▸ Given request: The entries below should be quoted exactly, with no pictures carried over.

▸ Data for processing:
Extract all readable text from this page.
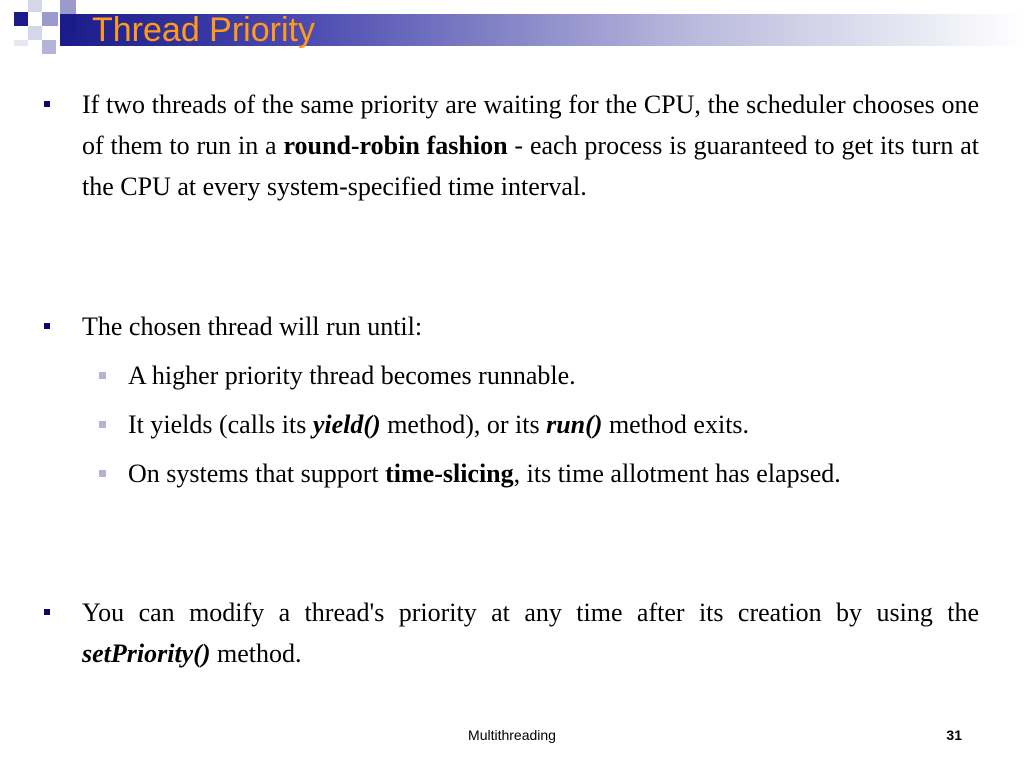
Thread Priority
If two threads of the same priority are waiting for the CPU, the scheduler chooses one of them to run in a round-robin fashion - each process is guaranteed to get its turn at the CPU at every system-specified time interval.
The chosen thread will run until:
A higher priority thread becomes runnable.
It yields (calls its yield() method), or its run() method exits.
On systems that support time-slicing, its time allotment has elapsed.
You can modify a thread's priority at any time after its creation by using the setPriority() method.
Multithreading	31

▸ Complete output:
Extract all readable text from this page.
Thread Priority
If two threads of the same priority are waiting for the CPU, the scheduler chooses one of them to run in a round-robin fashion - each process is guaranteed to get its turn at the CPU at every system-specified time interval.
The chosen thread will run until:
A higher priority thread becomes runnable.
It yields (calls its yield() method), or its run() method exits.
On systems that support time-slicing, its time allotment has elapsed.
You can modify a thread's priority at any time after its creation by using the setPriority() method.
Multithreading	31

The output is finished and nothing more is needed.